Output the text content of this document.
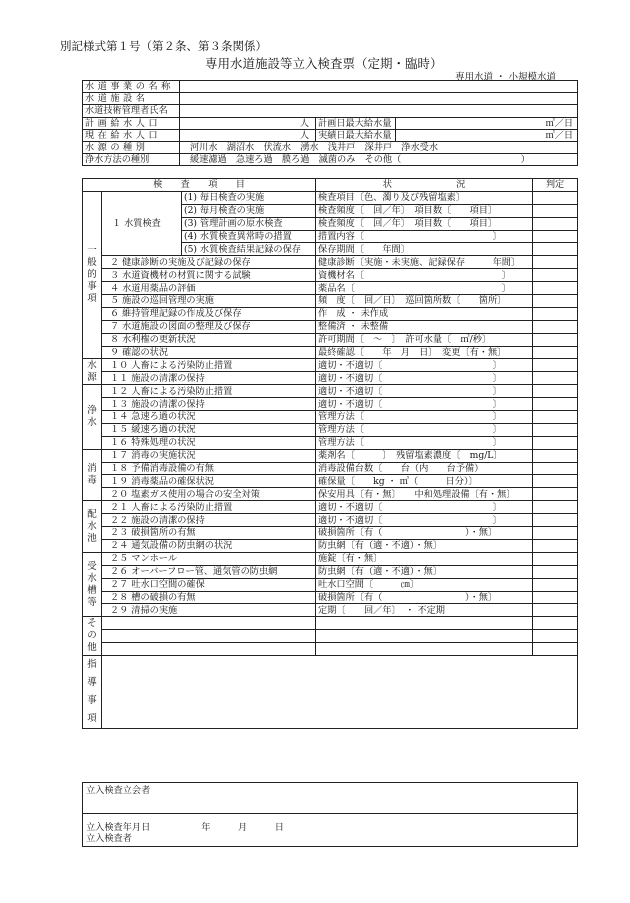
別記様式第１号（第２条、第３条関係）
専用水道施設等立入検査票（定期・臨時）
専用水道 ・ 小規模水道
水道事業の名称			
水道施設名			
水道技術管理者氏名			
計画給水人口	人	計画日最大給水量	㎥／日
現在給水人口	人	実績日最大給水量	㎥／日
水源の種別	河川水　湖沼水　伏流水　湧水　浅井戸　深井戸　浄水受水		
浄水方法の種別	緩速濾過　急速ろ過　膜ろ過　滅菌のみ　その他（　　　　　　　　　　　　　）		
検　　査　　項　　目			状　　　　　　　況	判定

一
般
的
事
項	１ 水質検査	(1) 毎日検査の実施	検査項目〔色、濁り及び残留塩素〕	
		(2) 毎月検査の実施	検査頻度〔　回／年〕　項目数〔　　項目〕	
		(3) 管理計画の原水検査	検査頻度〔　回／年〕　項目数〔　　項目〕	
		(4) 水質検査異常時の措置	措置内容〔　　　　　　　　　　　　　　〕	
		(5) 水質検査結果記録の保存	保存期間〔　　年間〕	
	２ 健康診断の実施及び記録の保存		健康診断〔実施・未実施、記録保存　　　年間〕	
	３ 水道資機材の材質に関する試験		資機材名〔　　　　　　　　　　　　　　　〕	
	４ 水道用薬品の評価		薬品名〔　　　　　　　　　　　　　　　　〕	
	５ 施設の巡回管理の実施		頻　度〔　回／日〕　巡回箇所数〔　　箇所〕	
	６ 維持管理記録の作成及び保存		作　成 ・ 未作成	
	７ 水道施設の図面の整理及び保存		整備済 ・ 未整備	
	８ 水利権の更新状況		許可期間〔　〜　〕　許可水量〔　㎥/秒〕	
	９ 確認の状況		最終確認〔　　年　月　日〕　変更〔有・無〕	

水
源	１０ 人畜による汚染防止措置		適切・不適切〔　　　　　　　　　　　　〕	
	１１ 施設の清潔の保持		適切・不適切〔　　　　　　　　　　　　〕	

浄
水	１２ 人畜による汚染防止措置		適切・不適切〔　　　　　　　　　　　　〕	
	１３ 施設の清潔の保持		適切・不適切〔　　　　　　　　　　　　〕	
	１４ 急速ろ過の状況		管理方法〔　　　　　　　　　　　　　　〕	
	１５ 緩速ろ過の状況		管理方法〔　　　　　　　　　　　　　　〕	
	１６ 特殊処理の状況		管理方法〔　　　　　　　　　　　　　　〕	

消
毒	１７ 消毒の実施状況		薬剤名〔　　　〕　残留塩素濃度〔　mg/L〕	
	１８ 予備消毒設備の有無		消毒設備台数〔　　台（内　　台予備）	
	１９ 消毒薬品の確保状況		確保量〔　　kg ・ ㎥（　　　日分）〕	
	２０ 塩素ガス使用の場合の安全対策		保安用具〔有・無〕　　中和処理設備〔有・無〕	

配
水
池	２１ 人畜による汚染防止措置		適切・不適切〔　　　　　　　　　　　　〕	
	２２ 施設の清潔の保持		適切・不適切〔　　　　　　　　　　　　〕	
	２３ 破損箇所の有無		破損箇所〔有（　　　　　　　　　）・無〕	
	２４ 通気設備の防虫網の状況		防虫網〔有（適・不適）・無〕	

受
水
槽
等	２５ マンホール		施錠〔有・無〕	
	２６ オーバーフロー管、通気管の防虫網		防虫網〔有（適・不適）・無〕	
	２７ 吐水口空間の確保		吐水口空間〔　　　㎝〕	
	２８ 槽の破損の有無		破損箇所〔有（　　　　　　　　　）・無〕	
	２９ 清掃の実施		定期〔　　回／年〕　・ 不定期	

そ
の
他				

指
導
事
項				

立入検査立会者
立入検査年月日	年　　　月　　　日
立入検査者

+ + + +

__Task__
Go through the data above and transcribe it in full, omitting any image.

__Output for this exercise__
Output the text content of this document.
別記様式第１号（第２条、第３条関係）
専用水道施設等立入検査票（定期・臨時）
専用水道 ・ 小規模水道
水道事業の名称			
水道施設名			
水道技術管理者氏名			
計画給水人口	人	計画日最大給水量	㎥／日
現在給水人口	人	実績日最大給水量	㎥／日
水源の種別	河川水　湖沼水　伏流水　湧水　浅井戸　深井戸　浄水受水		
浄水方法の種別	緩速濾過　急速ろ過　膜ろ過　滅菌のみ　その他（　　　　　　　　　　　　　）		
検　　査　　項　　目			状　　　　　　　況	判定

一
般
的
事
項	１ 水質検査	(1) 毎日検査の実施	検査項目〔色、濁り及び残留塩素〕	
		(2) 毎月検査の実施	検査頻度〔　回／年〕　項目数〔　　項目〕	
		(3) 管理計画の原水検査	検査頻度〔　回／年〕　項目数〔　　項目〕	
		(4) 水質検査異常時の措置	措置内容〔　　　　　　　　　　　　　　〕	
		(5) 水質検査結果記録の保存	保存期間〔　　年間〕	
	２ 健康診断の実施及び記録の保存		健康診断〔実施・未実施、記録保存　　　年間〕	
	３ 水道資機材の材質に関する試験		資機材名〔　　　　　　　　　　　　　　　〕	
	４ 水道用薬品の評価		薬品名〔　　　　　　　　　　　　　　　　〕	
	５ 施設の巡回管理の実施		頻　度〔　回／日〕　巡回箇所数〔　　箇所〕	
	６ 維持管理記録の作成及び保存		作　成 ・ 未作成	
	７ 水道施設の図面の整理及び保存		整備済 ・ 未整備	
	８ 水利権の更新状況		許可期間〔　〜　〕　許可水量〔　㎥/秒〕	
	９ 確認の状況		最終確認〔　　年　月　日〕　変更〔有・無〕	

水
源	１０ 人畜による汚染防止措置		適切・不適切〔　　　　　　　　　　　　〕	
	１１ 施設の清潔の保持		適切・不適切〔　　　　　　　　　　　　〕	

浄
水	１２ 人畜による汚染防止措置		適切・不適切〔　　　　　　　　　　　　〕	
	１３ 施設の清潔の保持		適切・不適切〔　　　　　　　　　　　　〕	
	１４ 急速ろ過の状況		管理方法〔　　　　　　　　　　　　　　〕	
	１５ 緩速ろ過の状況		管理方法〔　　　　　　　　　　　　　　〕	
	１６ 特殊処理の状況		管理方法〔　　　　　　　　　　　　　　〕	

消
毒	１７ 消毒の実施状況		薬剤名〔　　　〕　残留塩素濃度〔　mg/L〕	
	１８ 予備消毒設備の有無		消毒設備台数〔　　台（内　　台予備）	
	１９ 消毒薬品の確保状況		確保量〔　　kg ・ ㎥（　　　日分）〕	
	２０ 塩素ガス使用の場合の安全対策		保安用具〔有・無〕　　中和処理設備〔有・無〕	

配
水
池	２１ 人畜による汚染防止措置		適切・不適切〔　　　　　　　　　　　　〕	
	２２ 施設の清潔の保持		適切・不適切〔　　　　　　　　　　　　〕	
	２３ 破損箇所の有無		破損箇所〔有（　　　　　　　　　）・無〕	
	２４ 通気設備の防虫網の状況		防虫網〔有（適・不適）・無〕	

受
水
槽
等	２５ マンホール		施錠〔有・無〕	
	２６ オーバーフロー管、通気管の防虫網		防虫網〔有（適・不適）・無〕	
	２７ 吐水口空間の確保		吐水口空間〔　　　㎝〕	
	２８ 槽の破損の有無		破損箇所〔有（　　　　　　　　　）・無〕	
	２９ 清掃の実施		定期〔　　回／年〕　・ 不定期	

そ
の
他				

指
導
事
項				

立入検査立会者
立入検査年月日	年　　　月　　　日
立入検査者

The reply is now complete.